**Text**
Why does music sound quieter as you move away from a speaker, why does a 10 dB increase matter so much, and why do two nearby notes sometimes produce a pulsing wah-wah effect? This lesson links sound intensity, logarithmic decibels, and beats.
Use the PDF for classwork, homework or revision. It includes key ideas, activities, questions, an extend task and success-criteria proof.
If one workplace is measured at 90 dB and another at 100 dB, is the second place only “a little bit” more intense? Predict before we unpack what decibels actually mean.
Type your prediction below. You will revisit it at the end.
Write your prediction in your book. You will revisit it at the end.
Wrong: Momentum is not conserved in collisions with friction.
Right: Momentum is always conserved in isolated systems; friction is an external force, so the system must include the surface.

[Entries for layout elements]

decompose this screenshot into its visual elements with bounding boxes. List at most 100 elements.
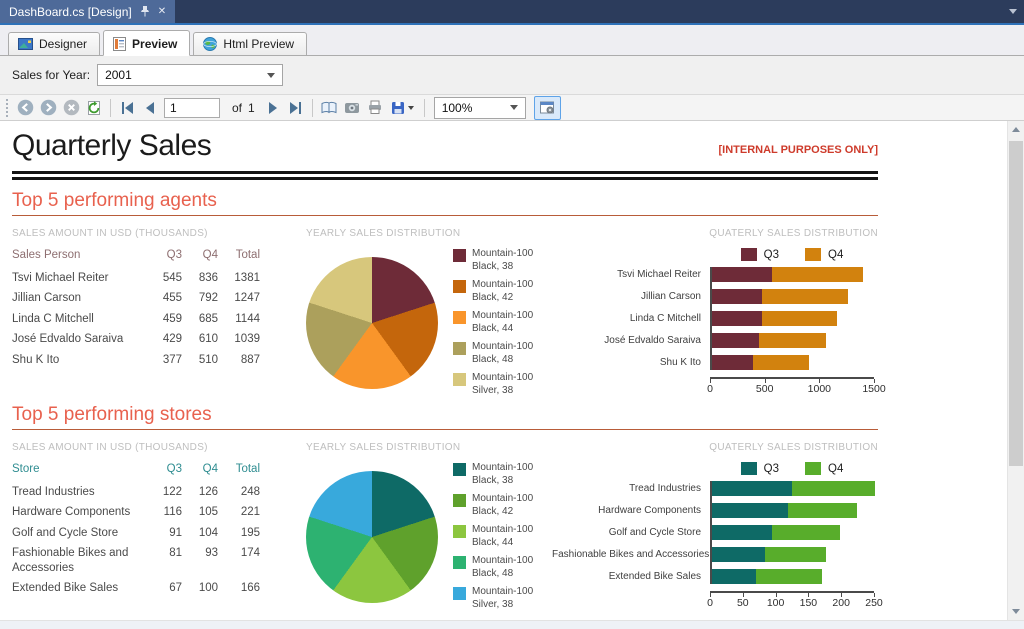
tab-label: Preview	[132, 37, 178, 51]
report-icon	[113, 37, 127, 51]
axis-tick-label: 250	[865, 597, 883, 609]
next-page-button[interactable]	[262, 97, 284, 119]
pie-caption: YEARLY SALES DISTRIBUTION	[306, 442, 461, 453]
bar-track	[712, 355, 876, 370]
legend-swatch	[453, 463, 466, 476]
bar-category-label: Jillian Carson	[640, 291, 701, 302]
scroll-up-arrow[interactable]	[1008, 121, 1024, 138]
horizontal-scrollbar-track[interactable]	[0, 620, 1024, 629]
refresh-button[interactable]	[83, 97, 105, 119]
page-number-input[interactable]: 1	[164, 97, 220, 118]
page-setup-button[interactable]	[341, 97, 363, 119]
table-header-cell: Store	[12, 463, 40, 475]
bar-track	[712, 569, 876, 584]
bar-track	[712, 267, 876, 282]
bar-row: José Edvaldo Saraiva	[552, 333, 878, 348]
table-header-cell: Q4	[202, 249, 218, 261]
pie-caption: YEARLY SALES DISTRIBUTION	[306, 228, 461, 239]
toggle-parameters-button[interactable]	[533, 95, 561, 120]
section-heading-products: Top 5 performing products	[12, 618, 878, 620]
stop-button[interactable]	[60, 97, 82, 119]
bar-row: Tread Industries	[552, 481, 878, 496]
table-cell: 459	[162, 312, 182, 325]
forward-button[interactable]	[37, 97, 59, 119]
zoom-select[interactable]: 100%	[433, 96, 526, 119]
bar-segment	[712, 333, 759, 348]
bar-segment	[758, 333, 826, 348]
report-page: Quarterly Sales [INTERNAL PURPOSES ONLY]…	[0, 121, 886, 620]
legend-swatch	[453, 494, 466, 507]
toolbar-separator	[423, 98, 425, 117]
legend-label: Mountain-100 Black, 44	[472, 524, 533, 549]
bar-segment	[712, 355, 754, 370]
view-tabs: Designer Preview Html Preview	[0, 25, 1024, 56]
bar-segment	[771, 267, 863, 282]
table-row: Tread Industries 122 126 248	[12, 482, 260, 502]
internal-notice: [INTERNAL PURPOSES ONLY]	[718, 144, 878, 156]
toolbar-grip[interactable]	[6, 98, 8, 117]
agents-stacked-bar-chart: Q3 Q4 Tsvi Michael Reiter Jillian Carson Li…	[552, 248, 886, 395]
axis-tick-label: 150	[799, 597, 818, 609]
legend-swatch	[805, 248, 821, 261]
legend-label-line: Mountain-100	[472, 555, 534, 566]
last-page-button[interactable]	[285, 97, 307, 119]
legend-label-line: Silver, 38	[472, 384, 514, 396]
chevron-down-icon[interactable]	[1002, 0, 1024, 23]
bar-segment	[712, 267, 772, 282]
scroll-down-arrow[interactable]	[1008, 603, 1024, 620]
document-tab-title: DashBoard.cs [Design]	[9, 4, 132, 19]
print-button[interactable]	[364, 97, 386, 119]
table-header-row: Sales Person Q3 Q4 Total	[12, 248, 260, 268]
agents-pie-chart	[306, 256, 438, 389]
tab-html-preview[interactable]: Html Preview	[193, 32, 308, 56]
vertical-scrollbar[interactable]	[1007, 121, 1024, 620]
stores-sales-table: Store Q3 Q4 Total Tread Industries 122 126 248 H…	[12, 462, 260, 598]
report-viewer-toolbar: 1 of 1 100%	[0, 94, 1024, 121]
legend-swatch	[740, 462, 757, 475]
tab-preview[interactable]: Preview	[103, 30, 191, 56]
bar-track	[712, 503, 876, 518]
export-button[interactable]	[387, 97, 419, 119]
legend-swatch	[453, 373, 466, 386]
first-page-button[interactable]	[116, 97, 138, 119]
table-row: Fashionable Bikes and Accessories 81 93 174	[12, 543, 260, 578]
bar-segment	[753, 355, 809, 370]
close-icon[interactable]: ✕	[157, 6, 167, 17]
sales-year-select[interactable]: 2001	[97, 64, 284, 86]
tab-designer[interactable]: Designer	[8, 32, 101, 56]
legend-label-line: Mountain-100	[472, 310, 534, 321]
previous-page-button[interactable]	[139, 97, 161, 119]
report-parameters-row: Sales for Year: 2001	[0, 56, 1024, 94]
legend-label-line: Black, 42	[472, 505, 514, 517]
section-heading-stores: Top 5 performing stores	[12, 404, 878, 430]
scrollbar-thumb[interactable]	[1009, 141, 1023, 466]
bar-category-label: Fashionable Bikes and Accessories	[552, 549, 710, 560]
table-header-cell: Total	[235, 463, 260, 475]
sales-year-label: Sales for Year:	[12, 68, 91, 82]
document-tab[interactable]: DashBoard.cs [Design] ✕	[0, 0, 176, 23]
legend-swatch	[453, 311, 466, 324]
pie-legend-item: Mountain-100 Silver, 38	[453, 586, 533, 611]
legend-label: Mountain-100 Silver, 38	[472, 586, 533, 611]
pin-icon[interactable]	[140, 6, 150, 17]
legend-label-line: Mountain-100	[472, 524, 534, 535]
back-button[interactable]	[14, 97, 36, 119]
table-cell: 195	[240, 526, 260, 539]
table-header-cell: Sales Person	[12, 249, 81, 261]
bar-row: Fashionable Bikes and Accessories	[552, 547, 878, 562]
bar-row: Hardware Components	[552, 503, 878, 518]
report-title: Quarterly Sales	[12, 129, 212, 162]
bar-row: Jillian Carson	[552, 289, 878, 304]
table-row: Linda C Mitchell 459 685 1144	[12, 309, 260, 329]
legend-label: Q4	[828, 248, 844, 261]
table-cell: 836	[198, 272, 218, 284]
bar-segment	[788, 503, 857, 518]
legend-label: Q3	[763, 248, 779, 261]
toolbar-separator	[110, 98, 111, 117]
axis-tick	[775, 593, 777, 597]
print-layout-button[interactable]	[318, 97, 340, 119]
table-cell: 105	[198, 506, 218, 519]
legend-swatch	[453, 342, 466, 355]
axis-tick-label: 0	[707, 597, 713, 609]
table-cell: José Edvaldo Saraiva	[12, 333, 124, 346]
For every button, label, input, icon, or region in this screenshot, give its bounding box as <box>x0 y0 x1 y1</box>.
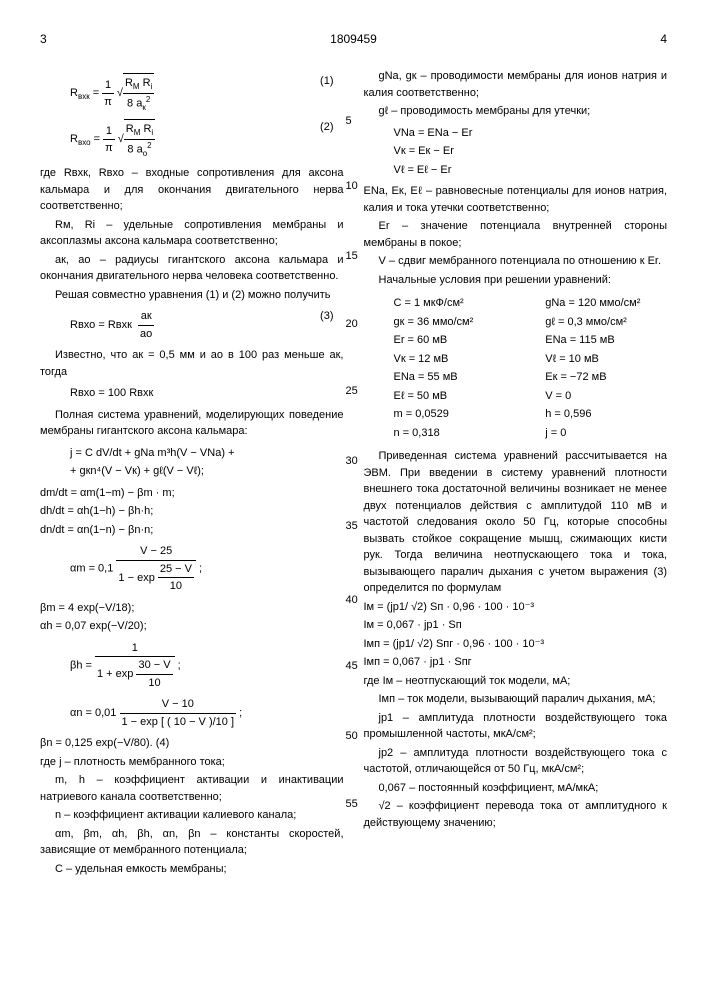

**Short task**
Continue the lesson on sound intensity and decibels from the point where it stops. Those rows are separate material, unrelated to the lesson on sound intensity and decibels.

**Exercise result**
📚 Core Content
As sound spreads out from a source, the same acoustic energy must cover an ever-larger surface area, so the energy arriving at each unit of area falls with distance.
For a point source in free space, the wavefronts form concentric spheres. The surface area of a sphere is $4\pi r^2$, so the intensity $I$ — power per unit area — obeys $I = P/(4\pi r^2)$. This is the physical origin of the inverse square law. If you double your distance from the source, the sphere’s area quadruples and intensity becomes one quarter. If you triple the distance, the area grows nine-fold and intensity drops to one ninth.
This rapid drop explains why a whisper across a large classroom is inaudible, why stage speakers are angled toward the audience, and why sound barriers are judged by how much they increase the effective distance between a noise source and a listener.
| Distance change | Intensity change | Meaning |
|---|---|---|
| Double distance | 1/4 intensity | Much quieter than many people expect |
| Triple distance | 1/9 intensity | Large drop in received intensity |
| Half distance | 4× intensity | Much more intense near the source |
Decibels are logarithmic, so equal steps on the dB scale do not represent equal linear changes in intensity. Instead, each 10 dB interval marks a tenfold multiplication of intensity.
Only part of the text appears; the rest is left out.